Requirements
Leave out the pictures and restate the rest of the data exactly.

Listing
* Begin *

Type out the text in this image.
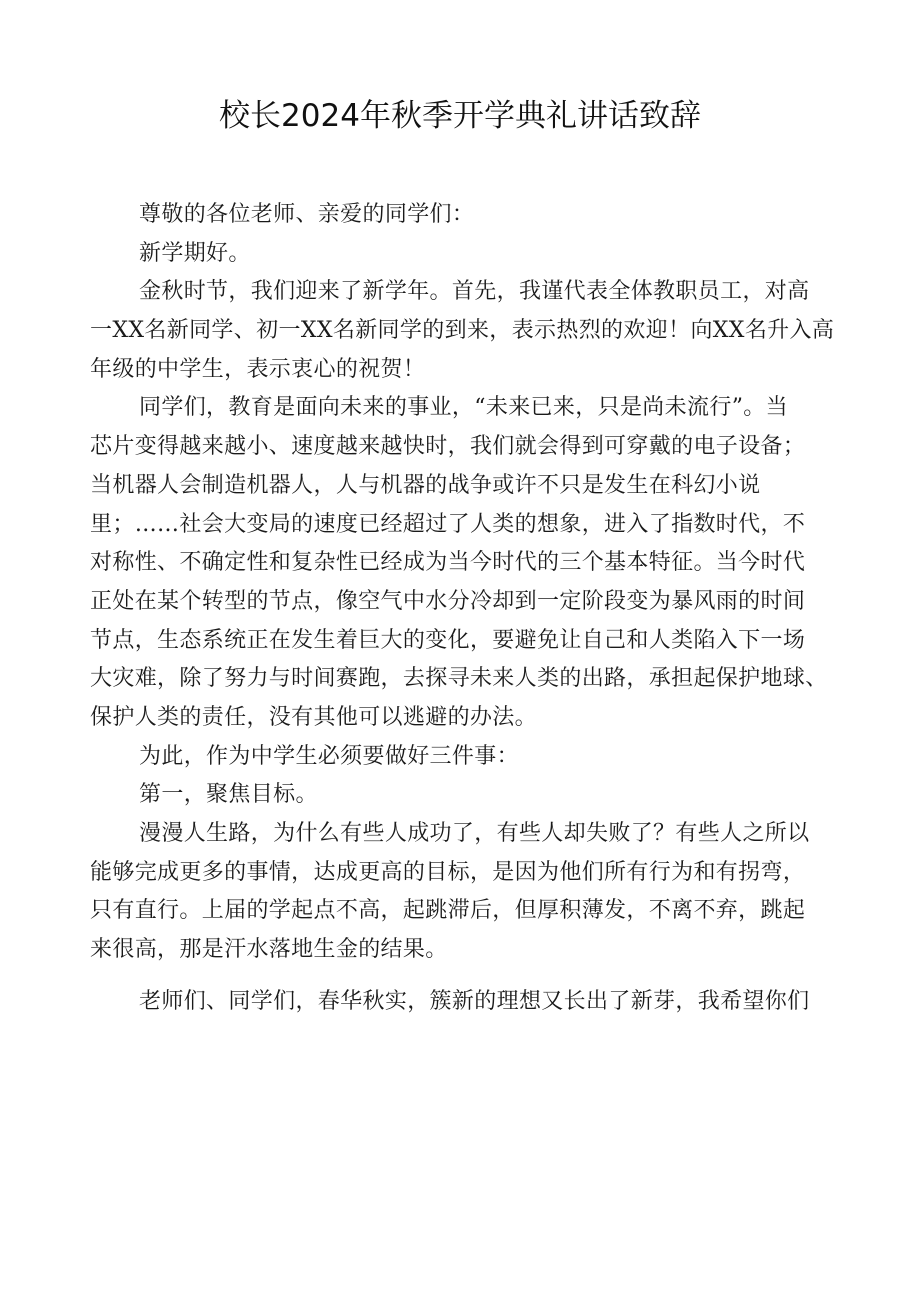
校长2024年秋季开学典礼讲话致辞
尊敬的各位老师、亲爱的同学们：
新学期好。
金秋时节，我们迎来了新学年。首先，我谨代表全体教职员工，对高
一XX名新同学、初一XX名新同学的到来，表示热烈的欢迎！向XX名升入高
年级的中学生，表示衷心的祝贺！
同学们，教育是面向未来的事业，“未来已来，只是尚未流行”。当
芯片变得越来越小、速度越来越快时，我们就会得到可穿戴的电子设备；
当机器人会制造机器人，人与机器的战争或许不只是发生在科幻小说
里；……社会大变局的速度已经超过了人类的想象，进入了指数时代，不
对称性、不确定性和复杂性已经成为当今时代的三个基本特征。当今时代
正处在某个转型的节点，像空气中水分冷却到一定阶段变为暴风雨的时间
节点，生态系统正在发生着巨大的变化，要避免让自己和人类陷入下一场
大灾难，除了努力与时间赛跑，去探寻未来人类的出路，承担起保护地球、
保护人类的责任，没有其他可以逃避的办法。
为此，作为中学生必须要做好三件事：
第一，聚焦目标。
漫漫人生路，为什么有些人成功了，有些人却失败了？有些人之所以
能够完成更多的事情，达成更高的目标，是因为他们所有行为和有拐弯，
只有直行。上届的学起点不高，起跳滞后，但厚积薄发，不离不弃，跳起
来很高，那是汗水落地生金的结果。
老师们、同学们，春华秋实，簇新的理想又长出了新芽，我希望你们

* End *

Finished exercise
Type out the text in this image.
校长2024年秋季开学典礼讲话致辞
尊敬的各位老师、亲爱的同学们：
新学期好。
金秋时节，我们迎来了新学年。首先，我谨代表全体教职员工，对高
一XX名新同学、初一XX名新同学的到来，表示热烈的欢迎！向XX名升入高
年级的中学生，表示衷心的祝贺！
同学们，教育是面向未来的事业，“未来已来，只是尚未流行”。当
芯片变得越来越小、速度越来越快时，我们就会得到可穿戴的电子设备；
当机器人会制造机器人，人与机器的战争或许不只是发生在科幻小说
里；……社会大变局的速度已经超过了人类的想象，进入了指数时代，不
对称性、不确定性和复杂性已经成为当今时代的三个基本特征。当今时代
正处在某个转型的节点，像空气中水分冷却到一定阶段变为暴风雨的时间
节点，生态系统正在发生着巨大的变化，要避免让自己和人类陷入下一场
大灾难，除了努力与时间赛跑，去探寻未来人类的出路，承担起保护地球、
保护人类的责任，没有其他可以逃避的办法。
为此，作为中学生必须要做好三件事：
第一，聚焦目标。
漫漫人生路，为什么有些人成功了，有些人却失败了？有些人之所以
能够完成更多的事情，达成更高的目标，是因为他们所有行为和有拐弯，
只有直行。上届的学起点不高，起跳滞后，但厚积薄发，不离不弃，跳起
来很高，那是汗水落地生金的结果。
老师们、同学们，春华秋实，簇新的理想又长出了新芽，我希望你们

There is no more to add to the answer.